RECORDS PROVIDED:
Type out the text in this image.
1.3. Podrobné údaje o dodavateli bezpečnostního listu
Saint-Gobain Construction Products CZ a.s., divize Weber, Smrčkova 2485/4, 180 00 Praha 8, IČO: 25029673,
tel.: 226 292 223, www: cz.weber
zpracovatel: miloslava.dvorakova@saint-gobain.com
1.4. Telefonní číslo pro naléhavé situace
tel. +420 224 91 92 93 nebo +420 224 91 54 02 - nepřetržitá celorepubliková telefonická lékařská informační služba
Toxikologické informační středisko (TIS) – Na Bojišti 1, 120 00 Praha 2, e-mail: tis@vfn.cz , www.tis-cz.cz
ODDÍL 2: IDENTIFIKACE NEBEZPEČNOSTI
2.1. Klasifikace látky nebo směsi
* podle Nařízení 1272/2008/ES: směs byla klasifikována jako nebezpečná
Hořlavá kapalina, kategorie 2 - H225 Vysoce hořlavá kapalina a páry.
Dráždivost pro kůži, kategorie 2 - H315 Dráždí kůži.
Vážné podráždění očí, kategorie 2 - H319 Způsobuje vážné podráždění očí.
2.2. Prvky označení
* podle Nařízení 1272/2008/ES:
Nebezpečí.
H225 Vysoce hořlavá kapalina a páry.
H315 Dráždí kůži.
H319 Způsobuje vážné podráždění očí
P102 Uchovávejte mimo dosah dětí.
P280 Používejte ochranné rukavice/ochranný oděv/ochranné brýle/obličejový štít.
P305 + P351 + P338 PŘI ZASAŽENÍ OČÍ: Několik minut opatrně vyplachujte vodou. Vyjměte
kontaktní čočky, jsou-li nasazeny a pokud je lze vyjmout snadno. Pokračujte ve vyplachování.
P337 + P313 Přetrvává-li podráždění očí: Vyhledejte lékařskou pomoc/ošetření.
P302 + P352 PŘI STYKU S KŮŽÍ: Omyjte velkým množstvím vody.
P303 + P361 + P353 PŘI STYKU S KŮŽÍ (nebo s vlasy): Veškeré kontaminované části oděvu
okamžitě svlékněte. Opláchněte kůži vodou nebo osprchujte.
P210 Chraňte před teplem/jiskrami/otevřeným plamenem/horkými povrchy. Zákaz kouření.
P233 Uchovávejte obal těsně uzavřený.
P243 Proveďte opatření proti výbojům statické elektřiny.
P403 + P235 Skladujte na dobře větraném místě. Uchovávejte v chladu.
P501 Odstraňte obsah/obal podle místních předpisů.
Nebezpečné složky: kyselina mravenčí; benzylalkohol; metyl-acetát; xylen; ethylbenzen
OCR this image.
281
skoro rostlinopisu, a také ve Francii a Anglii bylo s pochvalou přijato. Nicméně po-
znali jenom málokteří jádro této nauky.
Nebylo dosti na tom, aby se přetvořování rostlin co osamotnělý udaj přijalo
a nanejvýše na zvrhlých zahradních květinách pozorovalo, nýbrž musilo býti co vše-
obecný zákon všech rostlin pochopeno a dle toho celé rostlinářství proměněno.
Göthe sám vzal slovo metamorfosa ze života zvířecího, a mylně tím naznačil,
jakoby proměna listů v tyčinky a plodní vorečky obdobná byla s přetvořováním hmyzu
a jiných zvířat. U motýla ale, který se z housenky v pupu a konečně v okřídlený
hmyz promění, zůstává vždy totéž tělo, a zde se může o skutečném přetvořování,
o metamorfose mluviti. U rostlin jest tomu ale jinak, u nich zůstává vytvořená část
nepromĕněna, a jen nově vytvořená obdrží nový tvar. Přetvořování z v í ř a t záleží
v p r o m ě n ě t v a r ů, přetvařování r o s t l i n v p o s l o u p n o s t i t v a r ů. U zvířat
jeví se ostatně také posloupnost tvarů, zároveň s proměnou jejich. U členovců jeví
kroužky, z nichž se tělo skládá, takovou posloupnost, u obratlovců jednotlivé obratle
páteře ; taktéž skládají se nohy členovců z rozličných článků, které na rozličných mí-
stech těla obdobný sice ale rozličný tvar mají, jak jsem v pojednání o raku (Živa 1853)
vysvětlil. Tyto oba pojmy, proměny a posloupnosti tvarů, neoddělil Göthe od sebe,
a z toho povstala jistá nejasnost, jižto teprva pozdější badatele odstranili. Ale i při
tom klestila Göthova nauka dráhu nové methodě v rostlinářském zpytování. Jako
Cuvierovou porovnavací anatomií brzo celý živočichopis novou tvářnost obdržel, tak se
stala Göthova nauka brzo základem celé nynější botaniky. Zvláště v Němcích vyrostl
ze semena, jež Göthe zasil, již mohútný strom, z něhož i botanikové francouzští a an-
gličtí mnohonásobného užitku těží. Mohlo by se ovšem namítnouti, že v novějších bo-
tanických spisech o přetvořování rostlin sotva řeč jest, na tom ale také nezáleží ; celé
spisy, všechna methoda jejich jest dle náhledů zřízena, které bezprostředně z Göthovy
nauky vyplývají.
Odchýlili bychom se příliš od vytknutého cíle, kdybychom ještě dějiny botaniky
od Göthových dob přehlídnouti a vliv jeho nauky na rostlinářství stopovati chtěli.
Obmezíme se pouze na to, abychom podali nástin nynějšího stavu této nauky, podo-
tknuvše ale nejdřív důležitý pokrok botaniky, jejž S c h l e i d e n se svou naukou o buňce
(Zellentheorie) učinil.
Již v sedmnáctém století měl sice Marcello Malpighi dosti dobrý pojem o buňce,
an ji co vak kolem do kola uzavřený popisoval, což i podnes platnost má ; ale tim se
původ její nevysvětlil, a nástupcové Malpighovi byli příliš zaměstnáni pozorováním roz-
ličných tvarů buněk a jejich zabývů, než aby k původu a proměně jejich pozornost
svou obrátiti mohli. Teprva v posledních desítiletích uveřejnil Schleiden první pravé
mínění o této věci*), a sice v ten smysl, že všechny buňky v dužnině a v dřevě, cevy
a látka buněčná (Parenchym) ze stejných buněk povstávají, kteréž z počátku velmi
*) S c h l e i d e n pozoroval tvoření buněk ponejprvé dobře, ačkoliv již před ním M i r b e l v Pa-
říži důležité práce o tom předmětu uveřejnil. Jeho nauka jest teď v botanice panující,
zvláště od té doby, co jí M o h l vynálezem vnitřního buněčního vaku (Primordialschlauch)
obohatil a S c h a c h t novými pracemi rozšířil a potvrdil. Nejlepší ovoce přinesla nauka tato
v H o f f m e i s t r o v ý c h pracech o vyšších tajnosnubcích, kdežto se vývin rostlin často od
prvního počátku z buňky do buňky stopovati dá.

AIM OF THE EXERCISE: Extract all the material, leaving every line as it is.

RESULT OF THIS TASK:
Type out the text in this image.
1.3. Podrobné údaje o dodavateli bezpečnostního listu
Saint-Gobain Construction Products CZ a.s., divize Weber, Smrčkova 2485/4, 180 00 Praha 8, IČO: 25029673,
tel.: 226 292 223, www: cz.weber
zpracovatel: miloslava.dvorakova@saint-gobain.com
1.4. Telefonní číslo pro naléhavé situace
tel. +420 224 91 92 93 nebo +420 224 91 54 02 - nepřetržitá celorepubliková telefonická lékařská informační služba
Toxikologické informační středisko (TIS) – Na Bojišti 1, 120 00 Praha 2, e-mail: tis@vfn.cz , www.tis-cz.cz
ODDÍL 2: IDENTIFIKACE NEBEZPEČNOSTI
2.1. Klasifikace látky nebo směsi
* podle Nařízení 1272/2008/ES: směs byla klasifikována jako nebezpečná
Hořlavá kapalina, kategorie 2 - H225 Vysoce hořlavá kapalina a páry.
Dráždivost pro kůži, kategorie 2 - H315 Dráždí kůži.
Vážné podráždění očí, kategorie 2 - H319 Způsobuje vážné podráždění očí.
2.2. Prvky označení
* podle Nařízení 1272/2008/ES:
Nebezpečí.
H225 Vysoce hořlavá kapalina a páry.
H315 Dráždí kůži.
H319 Způsobuje vážné podráždění očí
P102 Uchovávejte mimo dosah dětí.
P280 Používejte ochranné rukavice/ochranný oděv/ochranné brýle/obličejový štít.
P305 + P351 + P338 PŘI ZASAŽENÍ OČÍ: Několik minut opatrně vyplachujte vodou. Vyjměte
kontaktní čočky, jsou-li nasazeny a pokud je lze vyjmout snadno. Pokračujte ve vyplachování.
P337 + P313 Přetrvává-li podráždění očí: Vyhledejte lékařskou pomoc/ošetření.
P302 + P352 PŘI STYKU S KŮŽÍ: Omyjte velkým množstvím vody.
P303 + P361 + P353 PŘI STYKU S KŮŽÍ (nebo s vlasy): Veškeré kontaminované části oděvu
okamžitě svlékněte. Opláchněte kůži vodou nebo osprchujte.
P210 Chraňte před teplem/jiskrami/otevřeným plamenem/horkými povrchy. Zákaz kouření.
P233 Uchovávejte obal těsně uzavřený.
P243 Proveďte opatření proti výbojům statické elektřiny.
P403 + P235 Skladujte na dobře větraném místě. Uchovávejte v chladu.
P501 Odstraňte obsah/obal podle místních předpisů.
Nebezpečné složky: kyselina mravenčí; benzylalkohol; metyl-acetát; xylen; ethylbenzen
OCR this image.
281
skoro rostlinopisu, a také ve Francii a Anglii bylo s pochvalou přijato. Nicméně po-
znali jenom málokteří jádro této nauky.
Nebylo dosti na tom, aby se přetvořování rostlin co osamotnělý udaj přijalo
a nanejvýše na zvrhlých zahradních květinách pozorovalo, nýbrž musilo býti co vše-
obecný zákon všech rostlin pochopeno a dle toho celé rostlinářství proměněno.
Göthe sám vzal slovo metamorfosa ze života zvířecího, a mylně tím naznačil,
jakoby proměna listů v tyčinky a plodní vorečky obdobná byla s přetvořováním hmyzu
a jiných zvířat. U motýla ale, který se z housenky v pupu a konečně v okřídlený
hmyz promění, zůstává vždy totéž tělo, a zde se může o skutečném přetvořování,
o metamorfose mluviti. U rostlin jest tomu ale jinak, u nich zůstává vytvořená část
nepromĕněna, a jen nově vytvořená obdrží nový tvar. Přetvořování z v í ř a t záleží
v p r o m ě n ě t v a r ů, přetvařování r o s t l i n v p o s l o u p n o s t i t v a r ů. U zvířat
jeví se ostatně také posloupnost tvarů, zároveň s proměnou jejich. U členovců jeví
kroužky, z nichž se tělo skládá, takovou posloupnost, u obratlovců jednotlivé obratle
páteře ; taktéž skládají se nohy členovců z rozličných článků, které na rozličných mí-
stech těla obdobný sice ale rozličný tvar mají, jak jsem v pojednání o raku (Živa 1853)
vysvětlil. Tyto oba pojmy, proměny a posloupnosti tvarů, neoddělil Göthe od sebe,
a z toho povstala jistá nejasnost, jižto teprva pozdější badatele odstranili. Ale i při
tom klestila Göthova nauka dráhu nové methodě v rostlinářském zpytování. Jako
Cuvierovou porovnavací anatomií brzo celý živočichopis novou tvářnost obdržel, tak se
stala Göthova nauka brzo základem celé nynější botaniky. Zvláště v Němcích vyrostl
ze semena, jež Göthe zasil, již mohútný strom, z něhož i botanikové francouzští a an-
gličtí mnohonásobného užitku těží. Mohlo by se ovšem namítnouti, že v novějších bo-
tanických spisech o přetvořování rostlin sotva řeč jest, na tom ale také nezáleží ; celé
spisy, všechna methoda jejich jest dle náhledů zřízena, které bezprostředně z Göthovy
nauky vyplývají.
Odchýlili bychom se příliš od vytknutého cíle, kdybychom ještě dějiny botaniky
od Göthových dob přehlídnouti a vliv jeho nauky na rostlinářství stopovati chtěli.
Obmezíme se pouze na to, abychom podali nástin nynějšího stavu této nauky, podo-
tknuvše ale nejdřív důležitý pokrok botaniky, jejž S c h l e i d e n se svou naukou o buňce
(Zellentheorie) učinil.
Již v sedmnáctém století měl sice Marcello Malpighi dosti dobrý pojem o buňce,
an ji co vak kolem do kola uzavřený popisoval, což i podnes platnost má ; ale tim se
původ její nevysvětlil, a nástupcové Malpighovi byli příliš zaměstnáni pozorováním roz-
ličných tvarů buněk a jejich zabývů, než aby k původu a proměně jejich pozornost
svou obrátiti mohli. Teprva v posledních desítiletích uveřejnil Schleiden první pravé
mínění o této věci*), a sice v ten smysl, že všechny buňky v dužnině a v dřevě, cevy
a látka buněčná (Parenchym) ze stejných buněk povstávají, kteréž z počátku velmi
*) S c h l e i d e n pozoroval tvoření buněk ponejprvé dobře, ačkoliv již před ním M i r b e l v Pa-
říži důležité práce o tom předmětu uveřejnil. Jeho nauka jest teď v botanice panující,
zvláště od té doby, co jí M o h l vynálezem vnitřního buněčního vaku (Primordialschlauch)
obohatil a S c h a c h t novými pracemi rozšířil a potvrdil. Nejlepší ovoce přinesla nauka tato
v H o f f m e i s t r o v ý c h pracech o vyšších tajnosnubcích, kdežto se vývin rostlin často od
prvního počátku z buňky do buňky stopovati dá.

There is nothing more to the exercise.